Entries with figure data
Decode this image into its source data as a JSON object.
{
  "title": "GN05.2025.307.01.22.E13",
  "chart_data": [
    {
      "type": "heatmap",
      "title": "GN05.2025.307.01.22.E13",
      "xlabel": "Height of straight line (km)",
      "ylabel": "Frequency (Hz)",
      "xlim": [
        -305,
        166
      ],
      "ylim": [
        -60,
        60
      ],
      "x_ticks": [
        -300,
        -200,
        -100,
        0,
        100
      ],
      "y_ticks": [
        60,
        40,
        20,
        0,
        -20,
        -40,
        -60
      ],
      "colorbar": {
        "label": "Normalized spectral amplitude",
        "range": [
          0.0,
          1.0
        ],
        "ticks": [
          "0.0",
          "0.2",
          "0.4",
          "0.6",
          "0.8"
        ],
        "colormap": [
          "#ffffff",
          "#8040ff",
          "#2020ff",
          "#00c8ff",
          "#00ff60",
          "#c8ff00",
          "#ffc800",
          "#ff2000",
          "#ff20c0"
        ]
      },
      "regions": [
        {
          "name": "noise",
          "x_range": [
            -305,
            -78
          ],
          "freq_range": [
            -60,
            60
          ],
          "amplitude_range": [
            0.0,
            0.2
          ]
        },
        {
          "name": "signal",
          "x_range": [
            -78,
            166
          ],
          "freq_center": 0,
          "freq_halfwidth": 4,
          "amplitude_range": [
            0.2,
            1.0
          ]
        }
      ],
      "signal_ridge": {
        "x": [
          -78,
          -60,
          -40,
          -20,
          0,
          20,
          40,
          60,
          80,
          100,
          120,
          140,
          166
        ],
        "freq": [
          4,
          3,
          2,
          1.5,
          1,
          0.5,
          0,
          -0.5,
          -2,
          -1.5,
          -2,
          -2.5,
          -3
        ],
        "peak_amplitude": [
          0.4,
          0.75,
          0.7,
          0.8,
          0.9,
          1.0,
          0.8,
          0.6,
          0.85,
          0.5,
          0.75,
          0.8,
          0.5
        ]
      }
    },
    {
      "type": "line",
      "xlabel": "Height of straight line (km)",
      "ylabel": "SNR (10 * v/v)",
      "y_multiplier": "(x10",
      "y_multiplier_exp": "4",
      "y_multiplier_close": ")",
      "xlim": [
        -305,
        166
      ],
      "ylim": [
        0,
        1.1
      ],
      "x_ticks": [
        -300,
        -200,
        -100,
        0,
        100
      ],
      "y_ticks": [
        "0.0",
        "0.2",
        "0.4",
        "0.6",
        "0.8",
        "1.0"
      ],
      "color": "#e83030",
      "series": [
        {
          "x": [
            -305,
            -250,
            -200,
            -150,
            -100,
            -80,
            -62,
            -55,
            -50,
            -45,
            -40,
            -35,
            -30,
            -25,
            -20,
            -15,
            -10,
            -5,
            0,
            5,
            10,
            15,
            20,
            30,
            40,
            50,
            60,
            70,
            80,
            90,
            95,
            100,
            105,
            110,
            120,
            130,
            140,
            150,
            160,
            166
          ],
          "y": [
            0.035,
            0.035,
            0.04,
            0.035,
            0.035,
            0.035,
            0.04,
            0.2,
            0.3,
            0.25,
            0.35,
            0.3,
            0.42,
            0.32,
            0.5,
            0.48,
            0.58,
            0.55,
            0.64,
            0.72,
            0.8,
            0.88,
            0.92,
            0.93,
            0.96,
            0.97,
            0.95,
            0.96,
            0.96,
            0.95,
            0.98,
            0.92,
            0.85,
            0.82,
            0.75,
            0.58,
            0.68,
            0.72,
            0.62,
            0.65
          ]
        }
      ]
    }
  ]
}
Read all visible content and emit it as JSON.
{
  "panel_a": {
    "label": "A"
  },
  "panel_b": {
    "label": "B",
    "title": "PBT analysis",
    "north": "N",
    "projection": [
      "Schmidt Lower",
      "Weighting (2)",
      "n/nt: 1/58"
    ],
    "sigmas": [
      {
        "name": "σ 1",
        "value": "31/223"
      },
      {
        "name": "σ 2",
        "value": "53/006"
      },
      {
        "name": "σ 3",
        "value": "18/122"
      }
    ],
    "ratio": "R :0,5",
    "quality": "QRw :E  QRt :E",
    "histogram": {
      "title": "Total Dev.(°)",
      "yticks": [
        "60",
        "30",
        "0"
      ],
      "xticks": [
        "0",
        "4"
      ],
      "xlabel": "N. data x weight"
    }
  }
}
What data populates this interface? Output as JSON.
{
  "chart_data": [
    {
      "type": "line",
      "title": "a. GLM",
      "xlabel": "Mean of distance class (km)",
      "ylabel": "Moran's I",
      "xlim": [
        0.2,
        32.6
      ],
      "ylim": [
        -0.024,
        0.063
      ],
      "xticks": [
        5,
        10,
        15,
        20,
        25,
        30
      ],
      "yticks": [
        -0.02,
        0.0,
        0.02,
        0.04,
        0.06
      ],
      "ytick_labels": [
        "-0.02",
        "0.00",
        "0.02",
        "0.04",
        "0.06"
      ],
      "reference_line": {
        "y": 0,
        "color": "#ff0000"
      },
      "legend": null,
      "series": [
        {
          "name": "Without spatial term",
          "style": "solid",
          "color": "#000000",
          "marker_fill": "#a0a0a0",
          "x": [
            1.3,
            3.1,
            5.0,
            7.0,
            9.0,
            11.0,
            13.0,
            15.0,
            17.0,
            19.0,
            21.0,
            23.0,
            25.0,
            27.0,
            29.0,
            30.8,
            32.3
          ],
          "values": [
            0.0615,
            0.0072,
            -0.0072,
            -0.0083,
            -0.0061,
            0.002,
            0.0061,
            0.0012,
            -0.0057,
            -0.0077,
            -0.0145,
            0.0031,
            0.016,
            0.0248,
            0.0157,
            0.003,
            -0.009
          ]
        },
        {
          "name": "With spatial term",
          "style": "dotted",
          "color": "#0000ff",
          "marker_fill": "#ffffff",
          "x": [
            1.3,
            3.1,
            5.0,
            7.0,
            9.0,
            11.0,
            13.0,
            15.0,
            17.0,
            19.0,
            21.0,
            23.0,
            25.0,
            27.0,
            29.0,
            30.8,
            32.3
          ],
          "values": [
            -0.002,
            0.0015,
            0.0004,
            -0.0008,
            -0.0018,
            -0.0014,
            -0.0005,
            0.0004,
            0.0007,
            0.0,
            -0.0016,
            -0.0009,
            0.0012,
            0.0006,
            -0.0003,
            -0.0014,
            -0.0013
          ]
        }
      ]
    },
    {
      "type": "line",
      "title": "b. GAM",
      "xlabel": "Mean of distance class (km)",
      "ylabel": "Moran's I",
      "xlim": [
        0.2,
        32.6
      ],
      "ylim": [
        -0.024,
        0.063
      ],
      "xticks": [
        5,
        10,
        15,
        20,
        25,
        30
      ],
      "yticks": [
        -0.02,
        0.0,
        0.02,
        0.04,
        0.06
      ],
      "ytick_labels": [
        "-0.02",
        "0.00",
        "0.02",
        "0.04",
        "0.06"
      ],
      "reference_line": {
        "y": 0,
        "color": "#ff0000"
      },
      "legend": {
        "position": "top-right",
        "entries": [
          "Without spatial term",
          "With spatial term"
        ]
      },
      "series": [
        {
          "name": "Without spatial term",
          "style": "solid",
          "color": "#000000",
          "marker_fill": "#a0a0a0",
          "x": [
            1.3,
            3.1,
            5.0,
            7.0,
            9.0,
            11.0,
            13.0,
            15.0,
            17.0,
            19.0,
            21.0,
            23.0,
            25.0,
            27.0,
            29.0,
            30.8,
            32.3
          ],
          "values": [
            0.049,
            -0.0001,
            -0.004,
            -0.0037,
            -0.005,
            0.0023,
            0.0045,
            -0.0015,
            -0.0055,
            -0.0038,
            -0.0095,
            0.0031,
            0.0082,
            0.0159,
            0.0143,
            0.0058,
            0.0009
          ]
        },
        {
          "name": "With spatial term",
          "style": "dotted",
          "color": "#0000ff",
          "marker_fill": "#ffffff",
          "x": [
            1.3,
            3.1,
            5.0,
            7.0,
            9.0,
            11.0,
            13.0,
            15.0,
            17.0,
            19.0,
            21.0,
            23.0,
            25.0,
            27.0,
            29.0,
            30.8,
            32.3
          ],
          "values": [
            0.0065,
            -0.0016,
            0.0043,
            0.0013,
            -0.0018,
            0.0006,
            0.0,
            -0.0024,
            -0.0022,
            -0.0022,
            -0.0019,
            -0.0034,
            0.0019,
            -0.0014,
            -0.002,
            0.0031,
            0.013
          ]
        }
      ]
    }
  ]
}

- _WORK REQUIRED_: Copy each line that contains the word "this".

- _RIGHT ANSWER_:
Decode this image into its source data as a JSON object.
What data populates this interface? Output as JSON.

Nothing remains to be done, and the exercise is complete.